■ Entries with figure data
·····

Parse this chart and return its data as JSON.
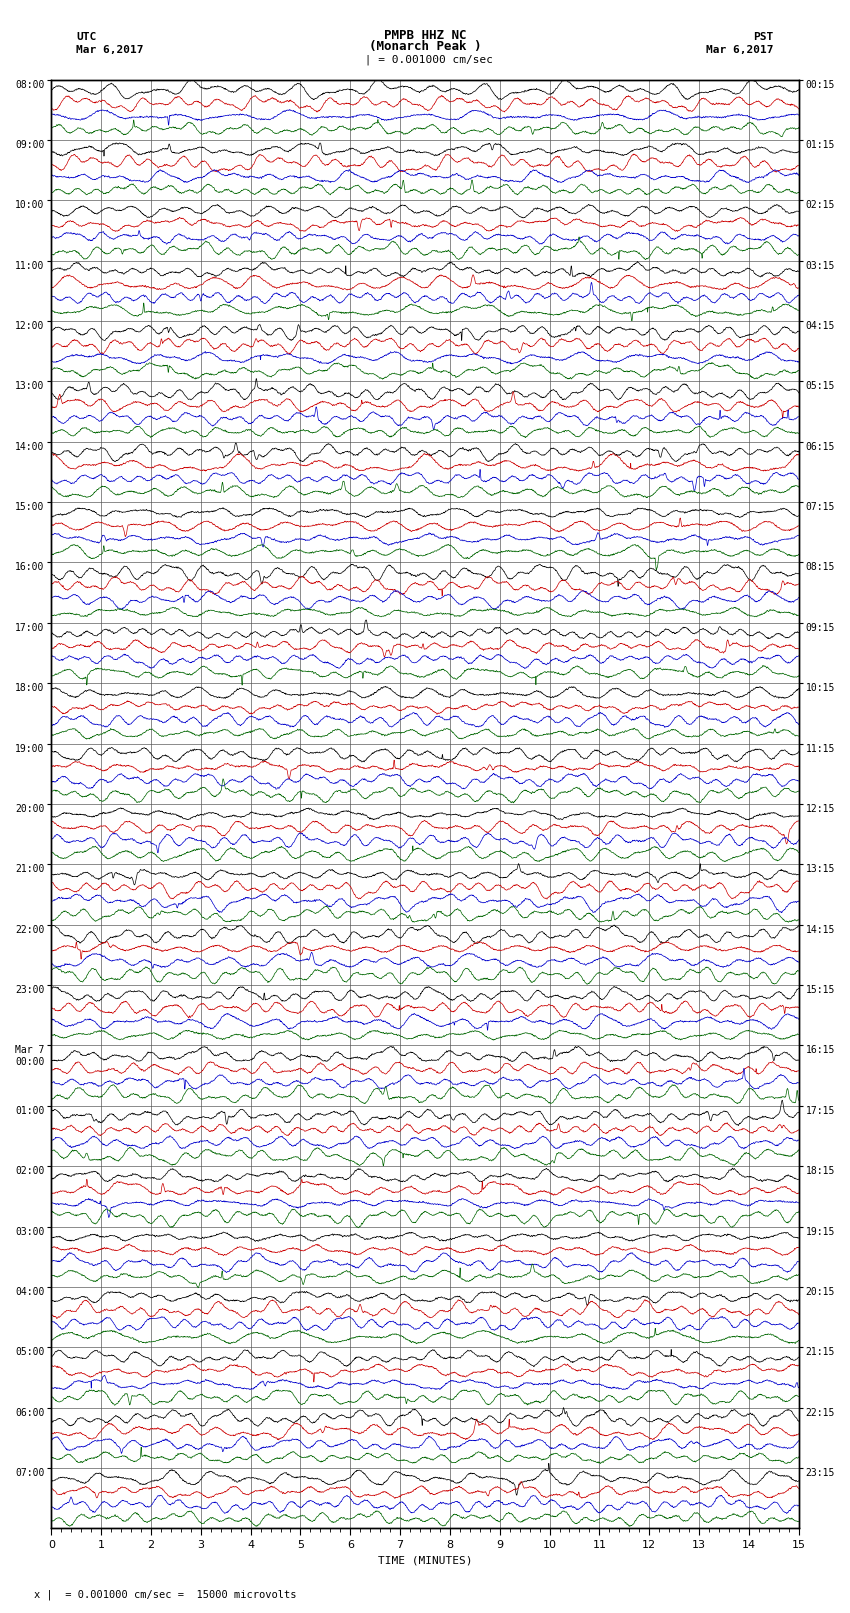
{
  "title_line1": "PMPB HHZ NC",
  "title_line2": "(Monarch Peak )",
  "scale_label": "= 0.001000 cm/sec",
  "scale_label2": "= 0.001000 cm/sec =  15000 microvolts",
  "utc_label": "UTC",
  "utc_date": "Mar 6,2017",
  "pst_label": "PST",
  "pst_date": "Mar 6,2017",
  "xlabel": "TIME (MINUTES)",
  "xmin": 0,
  "xmax": 15,
  "xticks": [
    0,
    1,
    2,
    3,
    4,
    5,
    6,
    7,
    8,
    9,
    10,
    11,
    12,
    13,
    14,
    15
  ],
  "background_color": "#ffffff",
  "trace_colors": [
    "#000000",
    "#cc0000",
    "#0000cc",
    "#006600"
  ],
  "traces_per_row": 4,
  "num_rows": 24,
  "utc_row_labels": [
    "08:00",
    "09:00",
    "10:00",
    "11:00",
    "12:00",
    "13:00",
    "14:00",
    "15:00",
    "16:00",
    "17:00",
    "18:00",
    "19:00",
    "20:00",
    "21:00",
    "22:00",
    "23:00",
    "00:00",
    "01:00",
    "02:00",
    "03:00",
    "04:00",
    "05:00",
    "06:00",
    "07:00"
  ],
  "mar7_row": 16,
  "pst_row_labels": [
    "00:15",
    "01:15",
    "02:15",
    "03:15",
    "04:15",
    "05:15",
    "06:15",
    "07:15",
    "08:15",
    "09:15",
    "10:15",
    "11:15",
    "12:15",
    "13:15",
    "14:15",
    "15:15",
    "16:15",
    "17:15",
    "18:15",
    "19:15",
    "20:15",
    "21:15",
    "22:15",
    "23:15"
  ],
  "grid_color": "#555555",
  "trace_amplitude": 0.12,
  "seed": 42,
  "minor_xtick_interval": 0.2
}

·····

■ Task goal
Working from the material above, transcribe it exactly while omitting pictures.

■ Finished answer
Parse this chart and return its data as JSON.
{
  "title_line1": "PMPB HHZ NC",
  "title_line2": "(Monarch Peak )",
  "scale_label": "= 0.001000 cm/sec",
  "scale_label2": "= 0.001000 cm/sec =  15000 microvolts",
  "utc_label": "UTC",
  "utc_date": "Mar 6,2017",
  "pst_label": "PST",
  "pst_date": "Mar 6,2017",
  "xlabel": "TIME (MINUTES)",
  "xmin": 0,
  "xmax": 15,
  "xticks": [
    0,
    1,
    2,
    3,
    4,
    5,
    6,
    7,
    8,
    9,
    10,
    11,
    12,
    13,
    14,
    15
  ],
  "background_color": "#ffffff",
  "trace_colors": [
    "#000000",
    "#cc0000",
    "#0000cc",
    "#006600"
  ],
  "traces_per_row": 4,
  "num_rows": 24,
  "utc_row_labels": [
    "08:00",
    "09:00",
    "10:00",
    "11:00",
    "12:00",
    "13:00",
    "14:00",
    "15:00",
    "16:00",
    "17:00",
    "18:00",
    "19:00",
    "20:00",
    "21:00",
    "22:00",
    "23:00",
    "00:00",
    "01:00",
    "02:00",
    "03:00",
    "04:00",
    "05:00",
    "06:00",
    "07:00"
  ],
  "mar7_row": 16,
  "pst_row_labels": [
    "00:15",
    "01:15",
    "02:15",
    "03:15",
    "04:15",
    "05:15",
    "06:15",
    "07:15",
    "08:15",
    "09:15",
    "10:15",
    "11:15",
    "12:15",
    "13:15",
    "14:15",
    "15:15",
    "16:15",
    "17:15",
    "18:15",
    "19:15",
    "20:15",
    "21:15",
    "22:15",
    "23:15"
  ],
  "grid_color": "#555555",
  "trace_amplitude": 0.12,
  "seed": 42,
  "minor_xtick_interval": 0.2
}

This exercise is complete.